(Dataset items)

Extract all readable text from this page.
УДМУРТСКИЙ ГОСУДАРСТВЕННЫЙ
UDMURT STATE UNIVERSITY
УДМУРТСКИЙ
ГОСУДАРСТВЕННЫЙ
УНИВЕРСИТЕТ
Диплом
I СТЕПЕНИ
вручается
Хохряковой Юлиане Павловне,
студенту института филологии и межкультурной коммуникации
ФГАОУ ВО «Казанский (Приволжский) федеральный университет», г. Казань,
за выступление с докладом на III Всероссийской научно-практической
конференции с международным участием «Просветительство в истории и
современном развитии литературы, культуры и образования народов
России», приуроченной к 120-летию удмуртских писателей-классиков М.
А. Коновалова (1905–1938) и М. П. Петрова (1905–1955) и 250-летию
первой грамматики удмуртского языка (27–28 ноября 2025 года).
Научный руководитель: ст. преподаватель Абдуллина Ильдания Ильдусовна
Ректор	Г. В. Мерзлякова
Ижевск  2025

Written problem:
Print the complete listing again, exactly as it stands.

Solved exercise:
Extract all readable text from this page.
УДМУРТСКИЙ ГОСУДАРСТВЕННЫЙ
UDMURT STATE UNIVERSITY
УДМУРТСКИЙ
ГОСУДАРСТВЕННЫЙ
УНИВЕРСИТЕТ
Диплом
I СТЕПЕНИ
вручается
Хохряковой Юлиане Павловне,
студенту института филологии и межкультурной коммуникации
ФГАОУ ВО «Казанский (Приволжский) федеральный университет», г. Казань,
за выступление с докладом на III Всероссийской научно-практической
конференции с международным участием «Просветительство в истории и
современном развитии литературы, культуры и образования народов
России», приуроченной к 120-летию удмуртских писателей-классиков М.
А. Коновалова (1905–1938) и М. П. Петрова (1905–1955) и 250-летию
первой грамматики удмуртского языка (27–28 ноября 2025 года).
Научный руководитель: ст. преподаватель Абдуллина Ильдания Ильдусовна
Ректор	Г. В. Мерзлякова
Ижевск  2025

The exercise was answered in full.